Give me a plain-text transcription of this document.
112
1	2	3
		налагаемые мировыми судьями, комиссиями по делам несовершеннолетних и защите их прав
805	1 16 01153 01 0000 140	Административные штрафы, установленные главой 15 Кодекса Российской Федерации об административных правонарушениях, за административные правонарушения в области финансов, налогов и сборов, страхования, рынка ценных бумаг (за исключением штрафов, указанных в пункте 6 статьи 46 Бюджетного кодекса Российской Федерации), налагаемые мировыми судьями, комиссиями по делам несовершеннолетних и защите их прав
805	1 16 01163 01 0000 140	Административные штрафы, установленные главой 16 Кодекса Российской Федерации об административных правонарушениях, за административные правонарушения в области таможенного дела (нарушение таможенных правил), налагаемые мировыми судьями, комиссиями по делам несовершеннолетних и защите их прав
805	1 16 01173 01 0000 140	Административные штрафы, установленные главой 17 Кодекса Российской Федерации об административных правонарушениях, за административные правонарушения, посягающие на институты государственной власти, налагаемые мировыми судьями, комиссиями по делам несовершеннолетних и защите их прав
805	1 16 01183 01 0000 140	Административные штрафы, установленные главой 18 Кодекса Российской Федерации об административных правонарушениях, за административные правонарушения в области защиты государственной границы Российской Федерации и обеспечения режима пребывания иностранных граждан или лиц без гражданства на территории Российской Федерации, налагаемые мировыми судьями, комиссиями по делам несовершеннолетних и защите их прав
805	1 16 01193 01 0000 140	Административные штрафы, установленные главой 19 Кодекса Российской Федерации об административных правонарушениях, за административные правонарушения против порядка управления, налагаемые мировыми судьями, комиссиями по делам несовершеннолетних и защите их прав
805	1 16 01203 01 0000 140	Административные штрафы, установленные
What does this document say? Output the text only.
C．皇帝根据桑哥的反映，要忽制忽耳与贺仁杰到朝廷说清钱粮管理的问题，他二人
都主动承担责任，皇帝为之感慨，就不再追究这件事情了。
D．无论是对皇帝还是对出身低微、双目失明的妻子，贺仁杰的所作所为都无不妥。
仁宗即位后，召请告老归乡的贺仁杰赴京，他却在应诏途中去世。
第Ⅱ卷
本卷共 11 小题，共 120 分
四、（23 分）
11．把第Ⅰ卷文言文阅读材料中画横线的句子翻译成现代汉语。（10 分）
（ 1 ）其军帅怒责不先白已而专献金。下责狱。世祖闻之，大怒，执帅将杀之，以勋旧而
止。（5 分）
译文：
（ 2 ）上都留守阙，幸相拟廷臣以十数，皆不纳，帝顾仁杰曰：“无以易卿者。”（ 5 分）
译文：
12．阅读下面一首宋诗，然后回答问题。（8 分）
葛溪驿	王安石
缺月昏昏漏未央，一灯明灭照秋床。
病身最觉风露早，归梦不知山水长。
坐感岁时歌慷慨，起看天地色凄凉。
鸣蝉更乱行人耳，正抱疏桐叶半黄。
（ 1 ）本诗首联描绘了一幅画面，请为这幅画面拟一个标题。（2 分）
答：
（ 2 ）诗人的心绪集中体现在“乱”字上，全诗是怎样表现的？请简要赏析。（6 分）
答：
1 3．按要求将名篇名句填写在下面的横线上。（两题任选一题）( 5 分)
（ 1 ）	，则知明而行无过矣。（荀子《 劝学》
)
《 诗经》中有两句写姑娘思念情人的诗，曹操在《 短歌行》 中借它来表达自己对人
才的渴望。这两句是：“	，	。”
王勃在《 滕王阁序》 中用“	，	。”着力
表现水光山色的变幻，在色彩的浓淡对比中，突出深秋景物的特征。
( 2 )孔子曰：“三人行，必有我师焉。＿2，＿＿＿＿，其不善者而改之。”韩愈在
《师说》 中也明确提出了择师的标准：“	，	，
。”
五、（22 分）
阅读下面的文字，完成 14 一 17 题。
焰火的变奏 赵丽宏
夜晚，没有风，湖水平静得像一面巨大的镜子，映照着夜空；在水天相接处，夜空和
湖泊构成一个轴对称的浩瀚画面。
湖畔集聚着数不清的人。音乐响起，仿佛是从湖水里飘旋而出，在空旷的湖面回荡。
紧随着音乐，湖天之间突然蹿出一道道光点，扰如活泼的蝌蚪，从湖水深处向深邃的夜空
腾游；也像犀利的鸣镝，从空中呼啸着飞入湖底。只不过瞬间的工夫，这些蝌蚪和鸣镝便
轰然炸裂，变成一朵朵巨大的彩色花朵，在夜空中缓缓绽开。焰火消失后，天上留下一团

------------------------

**Work to complete**
Set down the listing above in full, please, exactly as it appears.

**Expected answer**
Give me a plain-text transcription of this document.
112
1	2	3
		налагаемые мировыми судьями, комиссиями по делам несовершеннолетних и защите их прав
805	1 16 01153 01 0000 140	Административные штрафы, установленные главой 15 Кодекса Российской Федерации об административных правонарушениях, за административные правонарушения в области финансов, налогов и сборов, страхования, рынка ценных бумаг (за исключением штрафов, указанных в пункте 6 статьи 46 Бюджетного кодекса Российской Федерации), налагаемые мировыми судьями, комиссиями по делам несовершеннолетних и защите их прав
805	1 16 01163 01 0000 140	Административные штрафы, установленные главой 16 Кодекса Российской Федерации об административных правонарушениях, за административные правонарушения в области таможенного дела (нарушение таможенных правил), налагаемые мировыми судьями, комиссиями по делам несовершеннолетних и защите их прав
805	1 16 01173 01 0000 140	Административные штрафы, установленные главой 17 Кодекса Российской Федерации об административных правонарушениях, за административные правонарушения, посягающие на институты государственной власти, налагаемые мировыми судьями, комиссиями по делам несовершеннолетних и защите их прав
805	1 16 01183 01 0000 140	Административные штрафы, установленные главой 18 Кодекса Российской Федерации об административных правонарушениях, за административные правонарушения в области защиты государственной границы Российской Федерации и обеспечения режима пребывания иностранных граждан или лиц без гражданства на территории Российской Федерации, налагаемые мировыми судьями, комиссиями по делам несовершеннолетних и защите их прав
805	1 16 01193 01 0000 140	Административные штрафы, установленные главой 19 Кодекса Российской Федерации об административных правонарушениях, за административные правонарушения против порядка управления, налагаемые мировыми судьями, комиссиями по делам несовершеннолетних и защите их прав
805	1 16 01203 01 0000 140	Административные штрафы, установленные
What does this document say? Output the text only.
C．皇帝根据桑哥的反映，要忽制忽耳与贺仁杰到朝廷说清钱粮管理的问题，他二人
都主动承担责任，皇帝为之感慨，就不再追究这件事情了。
D．无论是对皇帝还是对出身低微、双目失明的妻子，贺仁杰的所作所为都无不妥。
仁宗即位后，召请告老归乡的贺仁杰赴京，他却在应诏途中去世。
第Ⅱ卷
本卷共 11 小题，共 120 分
四、（23 分）
11．把第Ⅰ卷文言文阅读材料中画横线的句子翻译成现代汉语。（10 分）
（ 1 ）其军帅怒责不先白已而专献金。下责狱。世祖闻之，大怒，执帅将杀之，以勋旧而
止。（5 分）
译文：
（ 2 ）上都留守阙，幸相拟廷臣以十数，皆不纳，帝顾仁杰曰：“无以易卿者。”（ 5 分）
译文：
12．阅读下面一首宋诗，然后回答问题。（8 分）
葛溪驿	王安石
缺月昏昏漏未央，一灯明灭照秋床。
病身最觉风露早，归梦不知山水长。
坐感岁时歌慷慨，起看天地色凄凉。
鸣蝉更乱行人耳，正抱疏桐叶半黄。
（ 1 ）本诗首联描绘了一幅画面，请为这幅画面拟一个标题。（2 分）
答：
（ 2 ）诗人的心绪集中体现在“乱”字上，全诗是怎样表现的？请简要赏析。（6 分）
答：
1 3．按要求将名篇名句填写在下面的横线上。（两题任选一题）( 5 分)
（ 1 ）	，则知明而行无过矣。（荀子《 劝学》
)
《 诗经》中有两句写姑娘思念情人的诗，曹操在《 短歌行》 中借它来表达自己对人
才的渴望。这两句是：“	，	。”
王勃在《 滕王阁序》 中用“	，	。”着力
表现水光山色的变幻，在色彩的浓淡对比中，突出深秋景物的特征。
( 2 )孔子曰：“三人行，必有我师焉。＿2，＿＿＿＿，其不善者而改之。”韩愈在
《师说》 中也明确提出了择师的标准：“	，	，
。”
五、（22 分）
阅读下面的文字，完成 14 一 17 题。
焰火的变奏 赵丽宏
夜晚，没有风，湖水平静得像一面巨大的镜子，映照着夜空；在水天相接处，夜空和
湖泊构成一个轴对称的浩瀚画面。
湖畔集聚着数不清的人。音乐响起，仿佛是从湖水里飘旋而出，在空旷的湖面回荡。
紧随着音乐，湖天之间突然蹿出一道道光点，扰如活泼的蝌蚪，从湖水深处向深邃的夜空
腾游；也像犀利的鸣镝，从空中呼啸着飞入湖底。只不过瞬间的工夫，这些蝌蚪和鸣镝便
轰然炸裂，变成一朵朵巨大的彩色花朵，在夜空中缓缓绽开。焰火消失后，天上留下一团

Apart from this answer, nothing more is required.